WHAT IS ASKED> Wherever a line in the data below holds "drawn", copy that line.

[Begin RECORDS FOR THIS EXERCISE]

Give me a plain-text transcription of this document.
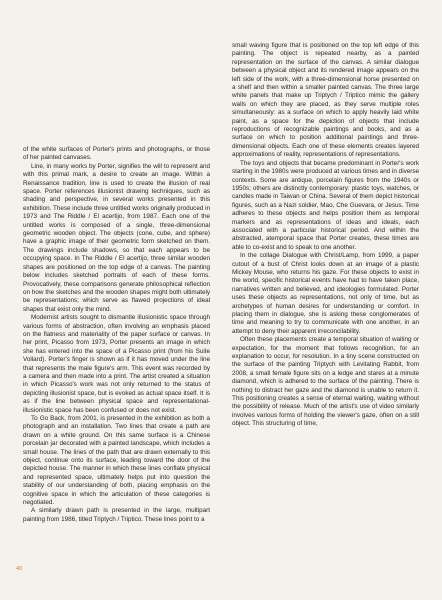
of the white surfaces of Porter's prints and photographs, or those of her painted canvases.

Line, in many works by Porter, signifies the will to represent and with this primal mark, a desire to create an image. Within a Renaissance tradition, line is used to create the illusion of real space. Porter references illusionist drawing techniques, such as shading and perspective, in several works presented in this exhibition. These include three untitled works originally produced in 1973 and The Riddle / El acertijo, from 1987. Each one of the untitled works is composed of a single, three-dimensional geometric wooden object. The objects (cone, cube, and sphere) have a graphic image of their geometric form sketched on them. The drawings include shadows, so that each appears to be occupying space. In The Riddle / El acertijo, three similar wooden shapes are positioned on the top edge of a canvas. The painting below includes sketched portraits of each of these forms. Provocatively, these comparisons generate philosophical reflection on how the sketches and the wooden shapes might both ultimately be representations; which serve as flawed projections of ideal shapes that exist only the mind.

Modernist artists sought to dismantle illusionistic space through various forms of abstraction, often involving an emphasis placed on the flatness and materiality of the paper surface or canvas. In her print, Picasso from 1973, Porter presents an image in which she has entered into the space of a Picasso print (from his Suite Vollard). Porter's finger is shown as if it has moved under the line that represents the male figure's arm. This event was recorded by a camera and then made into a print. The artist created a situation in which Picasso's work was not only returned to the status of depicting illusionist space, but is evoked as actual space itself. It is as if the line between physical space and representational-illusionistic space has been confused or does not exist.

To Go Back, from 2001, is presented in the exhibition as both a photograph and an installation. Two lines that create a path are drawn on a white ground. On this same surface is a Chinese porcelain jar decorated with a painted landscape, which includes a small house. The lines of the path that are drawn externally to this object, continue onto its surface, leading toward the door of the depicted house. The manner in which these lines conflate physical and represented space, ultimately helps put into question the stability of our understanding of both, placing emphasis on the cognitive space in which the articulation of these categories is negotiated.

A similarly drawn path is presented in the large, multipart painting from 1986, titled Triptych / Triptico. These lines point to a

small waving figure that is positioned on the top left edge of this painting. The object is repeated nearby, as a painted representation on the surface of the canvas. A similar dialogue between a physical object and its rendered image appears on the left side of the work, with a three-dimensional horse presented on a shelf and then within a smaller painted canvas. The three large white panels that make up Triptych / Triptico mimic the gallery walls on which they are placed, as they serve multiple roles simultaneously: as a surface on which to apply heavily laid white paint, as a space for the depiction of objects that include reproductions of recognizable paintings and books, and as a surface on which to position additional paintings and three-dimensional objects. Each one of these elements creates layered approximations of reality, representations of representations.

The toys and objects that became predominant in Porter's work starting in the 1980s were produced at various times and in diverse contexts. Some are antique, porcelain figures from the 1940s or 1950s; others are distinctly contemporary: plastic toys, watches, or candles made in Taiwan or China. Several of them depict historical figures, such as a Nazi soldier, Mao, Che Guevara, or Jesus. Time adheres to these objects and helps position them as temporal markers and as representations of ideas and ideals, each associated with a particular historical period. And within the abstracted, atemporal space that Porter creates, these times are able to co-exist and to speak to one another.

In the collage Dialogue with Christ/Lamp, from 1999, a paper cutout of a bust of Christ looks down at an image of a plastic Mickey Mouse, who returns his gaze. For these objects to exist in the world, specific historical events have had to have taken place, narratives written and believed, and ideologies formulated. Porter uses these objects as representations, not only of time, but as archetypes of human desires for understanding or comfort. In placing them in dialogue, she is asking these conglomerates of time and meaning to try to communicate with one another, in an attempt to deny their apparent irreconcilability.

Often these placements create a temporal situation of waiting or expectation, for the moment that follows recognition, for an explanation to occur, for resolution. In a tiny scene constructed on the surface of the painting Triptych with Levitating Rabbit, from 2008, a small female figure sits on a ledge and stares at a minute diamond, which is adhered to the surface of the painting. There is nothing to distract her gaze and the diamond is unable to return it. This positioning creates a sense of eternal waiting, waiting without the possibility of release. Much of the artist's use of video similarly involves various forms of holding the viewer's gaze, often on a still object. This structuring of time,

40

[End RECORDS FOR THIS EXERCISE]

ANSWER FOR THE TASK>
To Go Back, from 2001, is presented in the exhibition as both a photograph and an installation. Two lines that create a path are drawn on a white ground. On this same surface is a Chinese porcelain jar decorated with a painted landscape, which includes a small house. The lines of the path that are drawn externally to this object, continue onto its surface, leading toward the door of the depicted house. The manner in which these lines conflate physical and represented space, ultimately helps put into question the stability of our understanding of both, placing emphasis on the cognitive space in which the articulation of these categories is negotiated.
A similarly drawn path is presented in the large, multipart painting from 1986, titled Triptych / Triptico. These lines point to a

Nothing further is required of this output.